Collected data:

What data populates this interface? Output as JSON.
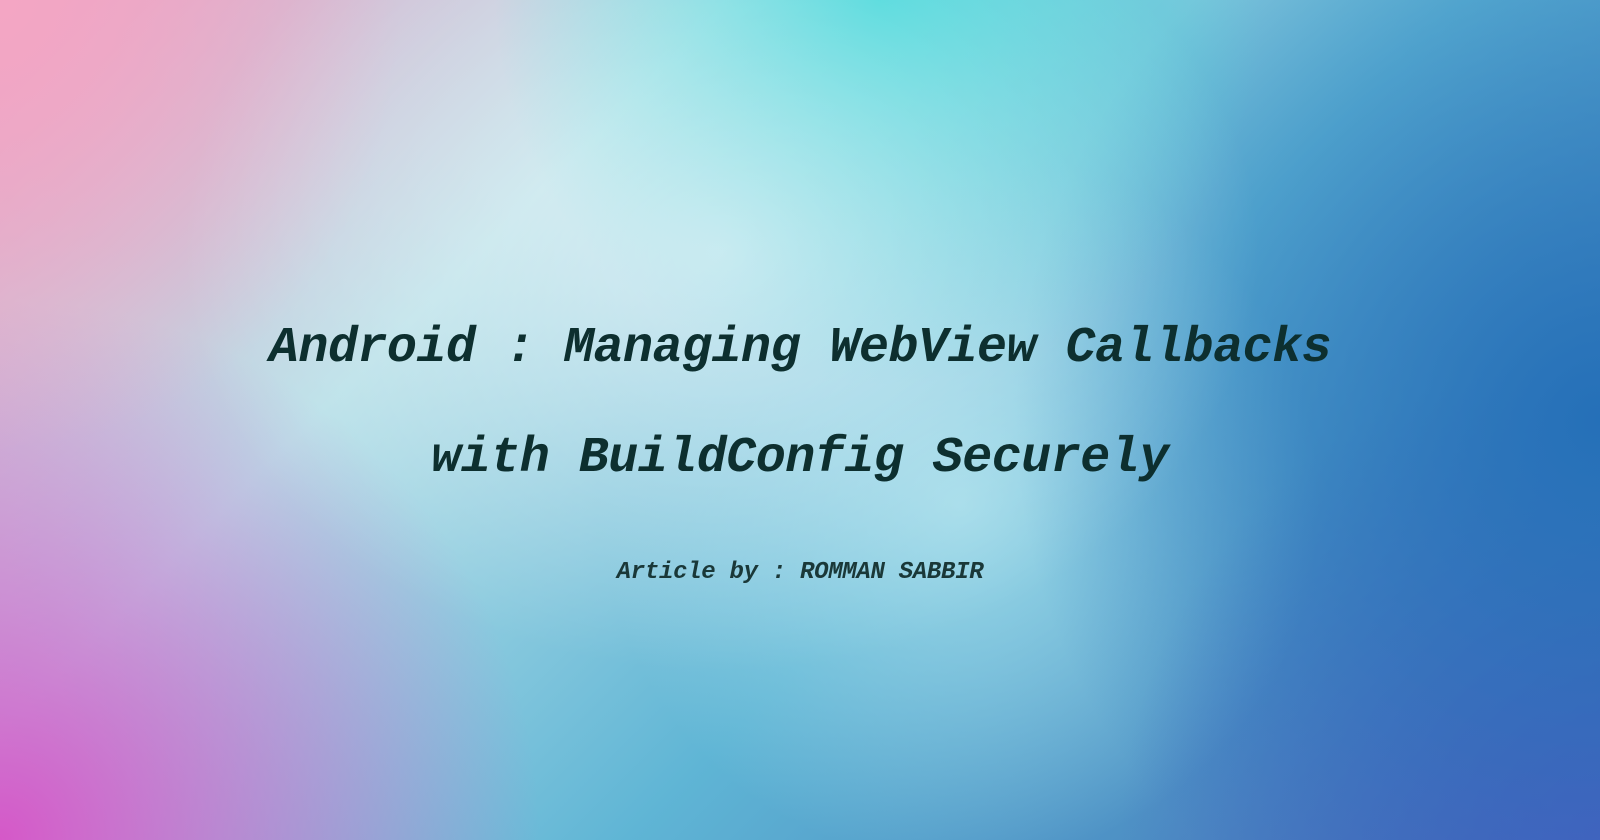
{
  "title": {
    "line1": "Android : Managing WebView Callbacks",
    "line2": "with BuildConfig Securely"
  },
  "byline": "Article by : ROMMAN SABBIR",
  "colors": {
    "text": "#0d2f2f",
    "gradient_pink": "#f4a6c4",
    "gradient_cyan": "#3dd5d8",
    "gradient_blue": "#2570b8",
    "gradient_magenta": "#d558c8",
    "gradient_purple": "#4a5fc1"
  }
}
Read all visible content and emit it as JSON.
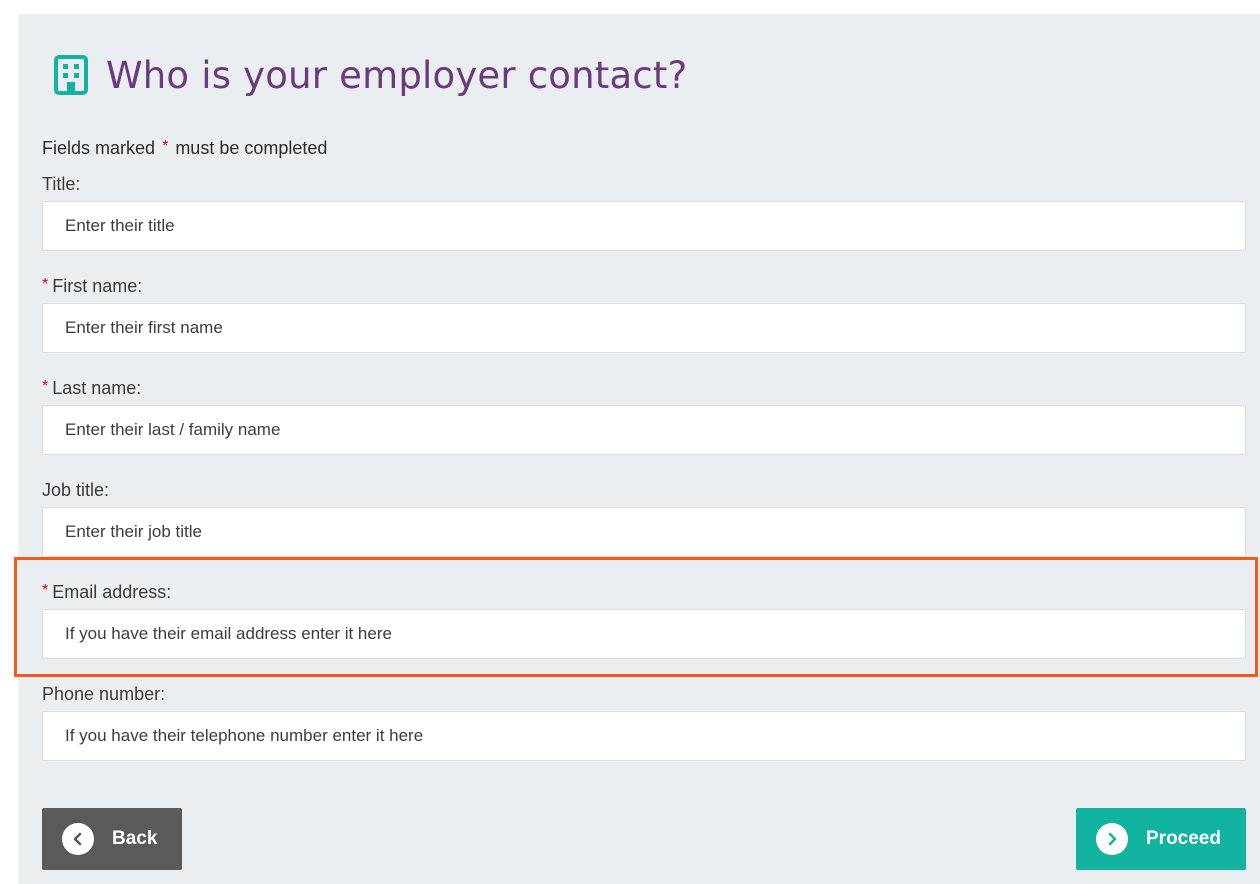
{
  "header": {
    "icon": "building-icon",
    "title": "Who is your employer contact?"
  },
  "form": {
    "required_note_prefix": "Fields marked",
    "required_note_star": "*",
    "required_note_suffix": "must be completed",
    "required_star": "*",
    "fields": [
      {
        "label": "Title:",
        "required": false,
        "placeholder": "Enter their title"
      },
      {
        "label": "First name:",
        "required": true,
        "placeholder": "Enter their first name"
      },
      {
        "label": "Last name:",
        "required": true,
        "placeholder": "Enter their last / family name"
      },
      {
        "label": "Job title:",
        "required": false,
        "placeholder": "Enter their job title"
      },
      {
        "label": "Email address:",
        "required": true,
        "placeholder": "If you have their email address enter it here"
      },
      {
        "label": "Phone number:",
        "required": false,
        "placeholder": "If you have their telephone number enter it here"
      }
    ]
  },
  "actions": {
    "back_label": "Back",
    "back_icon": "chevron-left-icon",
    "proceed_label": "Proceed",
    "proceed_icon": "chevron-right-icon"
  },
  "colors": {
    "title": "#6b3a7c",
    "icon": "#12b3a0",
    "required_star": "#d0021b",
    "highlight": "#f05a1c",
    "back_button": "#5a5a5a",
    "proceed_button": "#12b3a0",
    "page_background": "#ebeef0"
  }
}
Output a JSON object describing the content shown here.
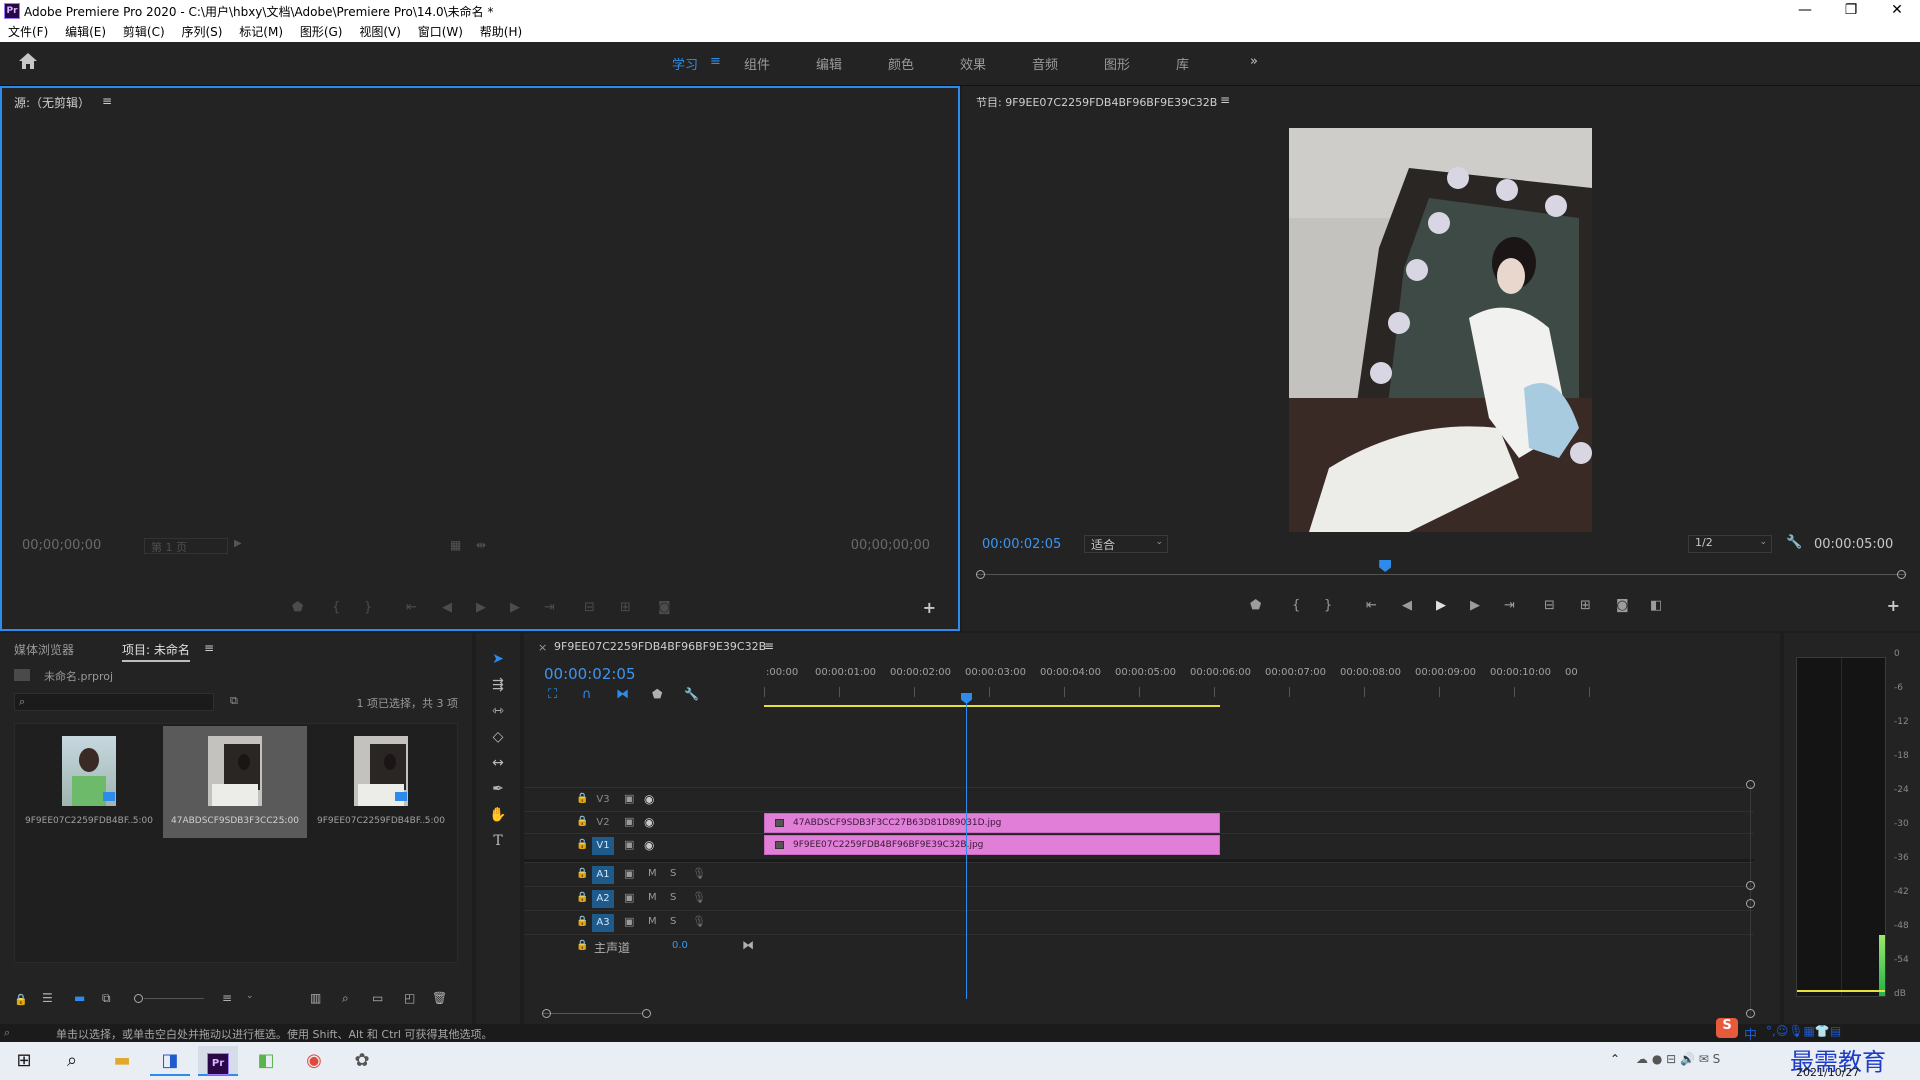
{
  "titlebar": {
    "logo": "Pr",
    "title": "Adobe Premiere Pro 2020 - C:\\用户\\hbxy\\文档\\Adobe\\Premiere Pro\\14.0\\未命名 *",
    "minimize": "—",
    "restore": "❐",
    "close": "✕"
  },
  "menu": [
    "文件(F)",
    "编辑(E)",
    "剪辑(C)",
    "序列(S)",
    "标记(M)",
    "图形(G)",
    "视图(V)",
    "窗口(W)",
    "帮助(H)"
  ],
  "workspaces": {
    "items": [
      "学习",
      "组件",
      "编辑",
      "颜色",
      "效果",
      "音频",
      "图形",
      "库"
    ],
    "active": "学习",
    "more": "»",
    "menu_icon": "≡"
  },
  "source": {
    "title": "源:（无剪辑）",
    "tc_left": "00;00;00;00",
    "page": "第 1 页",
    "tc_right": "00;00;00;00"
  },
  "program": {
    "title": "节目: 9F9EE07C2259FDB4BF96BF9E39C32B",
    "tc": "00:00:02:05",
    "fit": "适合",
    "resolution": "1/2",
    "duration": "00:00:05:00",
    "playhead_fraction": 0.44
  },
  "project": {
    "tab_media": "媒体浏览器",
    "tab_project": "项目: 未命名",
    "proj_file": "未命名.prproj",
    "selection": "1 项已选择，共 3 项",
    "items": [
      {
        "name": "9F9EE07C2259FDB4BF...",
        "dur": "5:00"
      },
      {
        "name": "47ABDSCF9SDB3F3CC2...",
        "dur": "5:00"
      },
      {
        "name": "9F9EE07C2259FDB4BF...",
        "dur": "5:00"
      }
    ]
  },
  "timeline": {
    "tab": "9F9EE07C2259FDB4BF96BF9E39C32B",
    "tc": "00:00:02:05",
    "ruler": [
      ":00:00",
      "00:00:01:00",
      "00:00:02:00",
      "00:00:03:00",
      "00:00:04:00",
      "00:00:05:00",
      "00:00:06:00",
      "00:00:07:00",
      "00:00:08:00",
      "00:00:09:00",
      "00:00:10:00",
      "00"
    ],
    "video_tracks": [
      "V3",
      "V2",
      "V1"
    ],
    "audio_tracks": [
      "A1",
      "A2",
      "A3"
    ],
    "master_label": "主声道",
    "master_value": "0.0",
    "clip_v2": "47ABDSCF9SDB3F3CC27B63D81D89031D.jpg",
    "clip_v1": "9F9EE07C2259FDB4BF96BF9E39C32B.jpg",
    "m_label": "M",
    "s_label": "S"
  },
  "meter": {
    "labels": [
      "0",
      "-6",
      "-12",
      "-18",
      "-24",
      "-30",
      "-36",
      "-42",
      "-48",
      "-54",
      "dB"
    ],
    "level_fraction": 0.18
  },
  "status": {
    "text": "单击以选择，或单击空白处并拖动以进行框选。使用 Shift、Alt 和 Ctrl 可获得其他选项。"
  },
  "taskbar": {
    "date": "2021/10/27",
    "watermark": "最需教育",
    "ime": "中",
    "pr_label": "Pr"
  },
  "colors": {
    "accent": "#2d8ceb",
    "clip": "#e07ed8",
    "panel": "#232323",
    "bg": "#1d1d1d"
  }
}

EXERCISE:
Images must not appear in the copy; reproduce everything else in the records verbatim.

ANSWER TO THIS PROBLEM:
What data populates this interface? Output as JSON.
{
  "title": {
    "line1": "Android : Managing WebView Callbacks",
    "line2": "with BuildConfig Securely"
  },
  "byline": "Article by : ROMMAN SABBIR",
  "colors": {
    "text": "#0d2f2f",
    "gradient_pink": "#f4a6c4",
    "gradient_cyan": "#3dd5d8",
    "gradient_blue": "#2570b8",
    "gradient_magenta": "#d558c8",
    "gradient_purple": "#4a5fc1"
  }
}
Read all visible content and emit it as JSON.
{
  "header": {
    "icon": "building-icon",
    "title": "Who is your employer contact?"
  },
  "form": {
    "required_note_prefix": "Fields marked",
    "required_note_star": "*",
    "required_note_suffix": "must be completed",
    "required_star": "*",
    "fields": [
      {
        "label": "Title:",
        "required": false,
        "placeholder": "Enter their title"
      },
      {
        "label": "First name:",
        "required": true,
        "placeholder": "Enter their first name"
      },
      {
        "label": "Last name:",
        "required": true,
        "placeholder": "Enter their last / family name"
      },
      {
        "label": "Job title:",
        "required": false,
        "placeholder": "Enter their job title"
      },
      {
        "label": "Email address:",
        "required": true,
        "placeholder": "If you have their email address enter it here"
      },
      {
        "label": "Phone number:",
        "required": false,
        "placeholder": "If you have their telephone number enter it here"
      }
    ]
  },
  "actions": {
    "back_label": "Back",
    "back_icon": "chevron-left-icon",
    "proceed_label": "Proceed",
    "proceed_icon": "chevron-right-icon"
  },
  "colors": {
    "title": "#6b3a7c",
    "icon": "#12b3a0",
    "required_star": "#d0021b",
    "highlight": "#f05a1c",
    "back_button": "#5a5a5a",
    "proceed_button": "#12b3a0",
    "page_background": "#ebeef0"
  }
}
Output a JSON object describing the content shown here.
{
  "titlebar": {
    "logo": "Pr",
    "title": "Adobe Premiere Pro 2020 - C:\\用户\\hbxy\\文档\\Adobe\\Premiere Pro\\14.0\\未命名 *",
    "minimize": "—",
    "restore": "❐",
    "close": "✕"
  },
  "menu": [
    "文件(F)",
    "编辑(E)",
    "剪辑(C)",
    "序列(S)",
    "标记(M)",
    "图形(G)",
    "视图(V)",
    "窗口(W)",
    "帮助(H)"
  ],
  "workspaces": {
    "items": [
      "学习",
      "组件",
      "编辑",
      "颜色",
      "效果",
      "音频",
      "图形",
      "库"
    ],
    "active": "学习",
    "more": "»",
    "menu_icon": "≡"
  },
  "source": {
    "title": "源:（无剪辑）",
    "tc_left": "00;00;00;00",
    "page": "第 1 页",
    "tc_right": "00;00;00;00"
  },
  "program": {
    "title": "节目: 9F9EE07C2259FDB4BF96BF9E39C32B",
    "tc": "00:00:02:05",
    "fit": "适合",
    "resolution": "1/2",
    "duration": "00:00:05:00",
    "playhead_fraction": 0.44
  },
  "project": {
    "tab_media": "媒体浏览器",
    "tab_project": "项目: 未命名",
    "proj_file": "未命名.prproj",
    "selection": "1 项已选择，共 3 项",
    "items": [
      {
        "name": "9F9EE07C2259FDB4BF...",
        "dur": "5:00"
      },
      {
        "name": "47ABDSCF9SDB3F3CC2...",
        "dur": "5:00"
      },
      {
        "name": "9F9EE07C2259FDB4BF...",
        "dur": "5:00"
      }
    ]
  },
  "timeline": {
    "tab": "9F9EE07C2259FDB4BF96BF9E39C32B",
    "tc": "00:00:02:05",
    "ruler": [
      ":00:00",
      "00:00:01:00",
      "00:00:02:00",
      "00:00:03:00",
      "00:00:04:00",
      "00:00:05:00",
      "00:00:06:00",
      "00:00:07:00",
      "00:00:08:00",
      "00:00:09:00",
      "00:00:10:00",
      "00"
    ],
    "video_tracks": [
      "V3",
      "V2",
      "V1"
    ],
    "audio_tracks": [
      "A1",
      "A2",
      "A3"
    ],
    "master_label": "主声道",
    "master_value": "0.0",
    "clip_v2": "47ABDSCF9SDB3F3CC27B63D81D89031D.jpg",
    "clip_v1": "9F9EE07C2259FDB4BF96BF9E39C32B.jpg",
    "m_label": "M",
    "s_label": "S"
  },
  "meter": {
    "labels": [
      "0",
      "-6",
      "-12",
      "-18",
      "-24",
      "-30",
      "-36",
      "-42",
      "-48",
      "-54",
      "dB"
    ],
    "level_fraction": 0.18
  },
  "status": {
    "text": "单击以选择，或单击空白处并拖动以进行框选。使用 Shift、Alt 和 Ctrl 可获得其他选项。"
  },
  "taskbar": {
    "date": "2021/10/27",
    "watermark": "最需教育",
    "ime": "中",
    "pr_label": "Pr"
  },
  "colors": {
    "accent": "#2d8ceb",
    "clip": "#e07ed8",
    "panel": "#232323",
    "bg": "#1d1d1d"
  }
}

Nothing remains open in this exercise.